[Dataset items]
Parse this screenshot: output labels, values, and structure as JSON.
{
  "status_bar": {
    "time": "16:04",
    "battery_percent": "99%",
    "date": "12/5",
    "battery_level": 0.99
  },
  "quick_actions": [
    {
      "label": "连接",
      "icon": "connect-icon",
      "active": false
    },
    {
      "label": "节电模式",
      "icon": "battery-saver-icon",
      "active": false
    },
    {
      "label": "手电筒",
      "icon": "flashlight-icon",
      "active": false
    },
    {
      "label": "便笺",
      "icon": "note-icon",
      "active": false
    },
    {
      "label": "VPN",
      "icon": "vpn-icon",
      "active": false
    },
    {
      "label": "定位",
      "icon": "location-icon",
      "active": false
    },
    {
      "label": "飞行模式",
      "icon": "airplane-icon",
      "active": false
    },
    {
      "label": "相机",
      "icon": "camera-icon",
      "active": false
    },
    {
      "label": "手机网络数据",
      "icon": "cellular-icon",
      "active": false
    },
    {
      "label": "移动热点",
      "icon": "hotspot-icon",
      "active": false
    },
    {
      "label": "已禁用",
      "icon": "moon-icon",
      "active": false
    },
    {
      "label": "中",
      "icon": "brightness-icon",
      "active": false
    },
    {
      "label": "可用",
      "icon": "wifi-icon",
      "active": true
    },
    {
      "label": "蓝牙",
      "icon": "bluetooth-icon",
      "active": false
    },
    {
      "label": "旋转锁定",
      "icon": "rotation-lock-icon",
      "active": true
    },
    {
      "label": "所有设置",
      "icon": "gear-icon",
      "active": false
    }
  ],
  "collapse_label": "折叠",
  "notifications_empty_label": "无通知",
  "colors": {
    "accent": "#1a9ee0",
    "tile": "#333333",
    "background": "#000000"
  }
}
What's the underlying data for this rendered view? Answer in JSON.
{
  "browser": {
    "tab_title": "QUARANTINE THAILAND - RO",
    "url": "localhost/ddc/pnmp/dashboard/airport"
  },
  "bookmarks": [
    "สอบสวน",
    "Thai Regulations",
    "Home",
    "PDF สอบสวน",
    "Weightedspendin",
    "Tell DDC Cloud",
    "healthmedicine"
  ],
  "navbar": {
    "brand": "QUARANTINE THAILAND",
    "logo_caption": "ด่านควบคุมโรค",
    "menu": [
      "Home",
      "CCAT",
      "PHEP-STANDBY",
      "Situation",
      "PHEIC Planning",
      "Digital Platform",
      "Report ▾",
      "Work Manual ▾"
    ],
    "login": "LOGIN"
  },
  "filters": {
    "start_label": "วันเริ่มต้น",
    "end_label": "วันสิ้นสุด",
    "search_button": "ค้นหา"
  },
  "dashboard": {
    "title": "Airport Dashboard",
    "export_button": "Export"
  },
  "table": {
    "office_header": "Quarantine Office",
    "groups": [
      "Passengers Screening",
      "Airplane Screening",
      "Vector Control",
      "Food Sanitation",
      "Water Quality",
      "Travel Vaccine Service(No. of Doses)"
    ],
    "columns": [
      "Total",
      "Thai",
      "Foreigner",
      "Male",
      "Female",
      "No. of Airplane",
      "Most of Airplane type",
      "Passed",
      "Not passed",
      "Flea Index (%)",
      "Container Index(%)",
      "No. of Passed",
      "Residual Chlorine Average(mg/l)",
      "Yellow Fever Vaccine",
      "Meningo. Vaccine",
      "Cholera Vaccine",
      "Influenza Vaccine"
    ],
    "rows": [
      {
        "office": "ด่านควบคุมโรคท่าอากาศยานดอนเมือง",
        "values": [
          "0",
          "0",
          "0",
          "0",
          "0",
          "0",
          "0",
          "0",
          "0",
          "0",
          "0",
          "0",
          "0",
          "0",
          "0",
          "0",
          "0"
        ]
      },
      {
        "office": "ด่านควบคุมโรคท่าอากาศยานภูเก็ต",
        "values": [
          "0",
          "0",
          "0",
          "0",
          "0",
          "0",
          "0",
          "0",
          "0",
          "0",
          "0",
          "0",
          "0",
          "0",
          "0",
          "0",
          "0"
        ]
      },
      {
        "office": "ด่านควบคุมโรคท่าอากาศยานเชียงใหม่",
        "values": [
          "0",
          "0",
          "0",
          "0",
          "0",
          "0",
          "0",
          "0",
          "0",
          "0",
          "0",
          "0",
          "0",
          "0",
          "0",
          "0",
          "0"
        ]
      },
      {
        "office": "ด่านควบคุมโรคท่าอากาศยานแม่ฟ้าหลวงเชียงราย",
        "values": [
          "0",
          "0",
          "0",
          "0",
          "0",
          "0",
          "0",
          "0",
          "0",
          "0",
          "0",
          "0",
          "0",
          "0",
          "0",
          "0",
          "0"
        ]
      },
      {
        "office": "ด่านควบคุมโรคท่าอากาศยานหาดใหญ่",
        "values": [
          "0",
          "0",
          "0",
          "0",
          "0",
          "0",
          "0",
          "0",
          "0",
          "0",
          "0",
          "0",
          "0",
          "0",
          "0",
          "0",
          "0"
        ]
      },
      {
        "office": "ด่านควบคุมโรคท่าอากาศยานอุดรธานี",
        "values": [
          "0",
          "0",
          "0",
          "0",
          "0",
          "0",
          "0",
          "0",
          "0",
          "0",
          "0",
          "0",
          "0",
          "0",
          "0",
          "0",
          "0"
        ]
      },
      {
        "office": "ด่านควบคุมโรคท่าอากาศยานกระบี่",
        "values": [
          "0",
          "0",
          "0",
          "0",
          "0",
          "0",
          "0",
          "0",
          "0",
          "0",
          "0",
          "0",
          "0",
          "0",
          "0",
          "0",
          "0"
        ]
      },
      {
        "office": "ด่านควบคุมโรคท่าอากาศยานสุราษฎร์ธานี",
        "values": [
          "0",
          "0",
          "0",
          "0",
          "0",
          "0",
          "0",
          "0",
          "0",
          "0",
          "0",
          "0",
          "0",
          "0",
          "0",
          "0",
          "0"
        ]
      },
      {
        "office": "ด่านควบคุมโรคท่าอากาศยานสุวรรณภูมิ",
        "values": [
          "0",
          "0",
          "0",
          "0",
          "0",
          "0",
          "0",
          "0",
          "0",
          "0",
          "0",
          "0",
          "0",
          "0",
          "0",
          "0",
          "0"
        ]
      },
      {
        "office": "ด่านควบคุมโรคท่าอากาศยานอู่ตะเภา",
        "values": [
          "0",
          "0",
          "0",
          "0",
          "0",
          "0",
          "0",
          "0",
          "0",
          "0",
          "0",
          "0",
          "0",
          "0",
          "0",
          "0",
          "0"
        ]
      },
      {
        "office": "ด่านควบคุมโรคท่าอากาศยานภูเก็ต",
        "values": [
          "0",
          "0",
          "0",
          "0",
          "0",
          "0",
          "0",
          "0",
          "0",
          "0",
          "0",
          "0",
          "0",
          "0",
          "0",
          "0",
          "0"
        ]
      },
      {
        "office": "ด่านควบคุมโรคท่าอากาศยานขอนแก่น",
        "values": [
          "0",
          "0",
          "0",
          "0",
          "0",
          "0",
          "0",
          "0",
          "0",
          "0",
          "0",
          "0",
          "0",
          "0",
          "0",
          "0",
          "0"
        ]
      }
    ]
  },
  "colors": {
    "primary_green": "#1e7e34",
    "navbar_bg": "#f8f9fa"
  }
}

(Short problem): Your task is to output all of the data above word for word.

(Task result):
Parse this screenshot: output labels, values, and structure as JSON.
{
  "status_bar": {
    "time": "16:04",
    "battery_percent": "99%",
    "date": "12/5",
    "battery_level": 0.99
  },
  "quick_actions": [
    {
      "label": "连接",
      "icon": "connect-icon",
      "active": false
    },
    {
      "label": "节电模式",
      "icon": "battery-saver-icon",
      "active": false
    },
    {
      "label": "手电筒",
      "icon": "flashlight-icon",
      "active": false
    },
    {
      "label": "便笺",
      "icon": "note-icon",
      "active": false
    },
    {
      "label": "VPN",
      "icon": "vpn-icon",
      "active": false
    },
    {
      "label": "定位",
      "icon": "location-icon",
      "active": false
    },
    {
      "label": "飞行模式",
      "icon": "airplane-icon",
      "active": false
    },
    {
      "label": "相机",
      "icon": "camera-icon",
      "active": false
    },
    {
      "label": "手机网络数据",
      "icon": "cellular-icon",
      "active": false
    },
    {
      "label": "移动热点",
      "icon": "hotspot-icon",
      "active": false
    },
    {
      "label": "已禁用",
      "icon": "moon-icon",
      "active": false
    },
    {
      "label": "中",
      "icon": "brightness-icon",
      "active": false
    },
    {
      "label": "可用",
      "icon": "wifi-icon",
      "active": true
    },
    {
      "label": "蓝牙",
      "icon": "bluetooth-icon",
      "active": false
    },
    {
      "label": "旋转锁定",
      "icon": "rotation-lock-icon",
      "active": true
    },
    {
      "label": "所有设置",
      "icon": "gear-icon",
      "active": false
    }
  ],
  "collapse_label": "折叠",
  "notifications_empty_label": "无通知",
  "colors": {
    "accent": "#1a9ee0",
    "tile": "#333333",
    "background": "#000000"
  }
}
What's the underlying data for this rendered view? Answer in JSON.
{
  "browser": {
    "tab_title": "QUARANTINE THAILAND - RO",
    "url": "localhost/ddc/pnmp/dashboard/airport"
  },
  "bookmarks": [
    "สอบสวน",
    "Thai Regulations",
    "Home",
    "PDF สอบสวน",
    "Weightedspendin",
    "Tell DDC Cloud",
    "healthmedicine"
  ],
  "navbar": {
    "brand": "QUARANTINE THAILAND",
    "logo_caption": "ด่านควบคุมโรค",
    "menu": [
      "Home",
      "CCAT",
      "PHEP-STANDBY",
      "Situation",
      "PHEIC Planning",
      "Digital Platform",
      "Report ▾",
      "Work Manual ▾"
    ],
    "login": "LOGIN"
  },
  "filters": {
    "start_label": "วันเริ่มต้น",
    "end_label": "วันสิ้นสุด",
    "search_button": "ค้นหา"
  },
  "dashboard": {
    "title": "Airport Dashboard",
    "export_button": "Export"
  },
  "table": {
    "office_header": "Quarantine Office",
    "groups": [
      "Passengers Screening",
      "Airplane Screening",
      "Vector Control",
      "Food Sanitation",
      "Water Quality",
      "Travel Vaccine Service(No. of Doses)"
    ],
    "columns": [
      "Total",
      "Thai",
      "Foreigner",
      "Male",
      "Female",
      "No. of Airplane",
      "Most of Airplane type",
      "Passed",
      "Not passed",
      "Flea Index (%)",
      "Container Index(%)",
      "No. of Passed",
      "Residual Chlorine Average(mg/l)",
      "Yellow Fever Vaccine",
      "Meningo. Vaccine",
      "Cholera Vaccine",
      "Influenza Vaccine"
    ],
    "rows": [
      {
        "office": "ด่านควบคุมโรคท่าอากาศยานดอนเมือง",
        "values": [
          "0",
          "0",
          "0",
          "0",
          "0",
          "0",
          "0",
          "0",
          "0",
          "0",
          "0",
          "0",
          "0",
          "0",
          "0",
          "0",
          "0"
        ]
      },
      {
        "office": "ด่านควบคุมโรคท่าอากาศยานภูเก็ต",
        "values": [
          "0",
          "0",
          "0",
          "0",
          "0",
          "0",
          "0",
          "0",
          "0",
          "0",
          "0",
          "0",
          "0",
          "0",
          "0",
          "0",
          "0"
        ]
      },
      {
        "office": "ด่านควบคุมโรคท่าอากาศยานเชียงใหม่",
        "values": [
          "0",
          "0",
          "0",
          "0",
          "0",
          "0",
          "0",
          "0",
          "0",
          "0",
          "0",
          "0",
          "0",
          "0",
          "0",
          "0",
          "0"
        ]
      },
      {
        "office": "ด่านควบคุมโรคท่าอากาศยานแม่ฟ้าหลวงเชียงราย",
        "values": [
          "0",
          "0",
          "0",
          "0",
          "0",
          "0",
          "0",
          "0",
          "0",
          "0",
          "0",
          "0",
          "0",
          "0",
          "0",
          "0",
          "0"
        ]
      },
      {
        "office": "ด่านควบคุมโรคท่าอากาศยานหาดใหญ่",
        "values": [
          "0",
          "0",
          "0",
          "0",
          "0",
          "0",
          "0",
          "0",
          "0",
          "0",
          "0",
          "0",
          "0",
          "0",
          "0",
          "0",
          "0"
        ]
      },
      {
        "office": "ด่านควบคุมโรคท่าอากาศยานอุดรธานี",
        "values": [
          "0",
          "0",
          "0",
          "0",
          "0",
          "0",
          "0",
          "0",
          "0",
          "0",
          "0",
          "0",
          "0",
          "0",
          "0",
          "0",
          "0"
        ]
      },
      {
        "office": "ด่านควบคุมโรคท่าอากาศยานกระบี่",
        "values": [
          "0",
          "0",
          "0",
          "0",
          "0",
          "0",
          "0",
          "0",
          "0",
          "0",
          "0",
          "0",
          "0",
          "0",
          "0",
          "0",
          "0"
        ]
      },
      {
        "office": "ด่านควบคุมโรคท่าอากาศยานสุราษฎร์ธานี",
        "values": [
          "0",
          "0",
          "0",
          "0",
          "0",
          "0",
          "0",
          "0",
          "0",
          "0",
          "0",
          "0",
          "0",
          "0",
          "0",
          "0",
          "0"
        ]
      },
      {
        "office": "ด่านควบคุมโรคท่าอากาศยานสุวรรณภูมิ",
        "values": [
          "0",
          "0",
          "0",
          "0",
          "0",
          "0",
          "0",
          "0",
          "0",
          "0",
          "0",
          "0",
          "0",
          "0",
          "0",
          "0",
          "0"
        ]
      },
      {
        "office": "ด่านควบคุมโรคท่าอากาศยานอู่ตะเภา",
        "values": [
          "0",
          "0",
          "0",
          "0",
          "0",
          "0",
          "0",
          "0",
          "0",
          "0",
          "0",
          "0",
          "0",
          "0",
          "0",
          "0",
          "0"
        ]
      },
      {
        "office": "ด่านควบคุมโรคท่าอากาศยานภูเก็ต",
        "values": [
          "0",
          "0",
          "0",
          "0",
          "0",
          "0",
          "0",
          "0",
          "0",
          "0",
          "0",
          "0",
          "0",
          "0",
          "0",
          "0",
          "0"
        ]
      },
      {
        "office": "ด่านควบคุมโรคท่าอากาศยานขอนแก่น",
        "values": [
          "0",
          "0",
          "0",
          "0",
          "0",
          "0",
          "0",
          "0",
          "0",
          "0",
          "0",
          "0",
          "0",
          "0",
          "0",
          "0",
          "0"
        ]
      }
    ]
  },
  "colors": {
    "primary_green": "#1e7e34",
    "navbar_bg": "#f8f9fa"
  }
}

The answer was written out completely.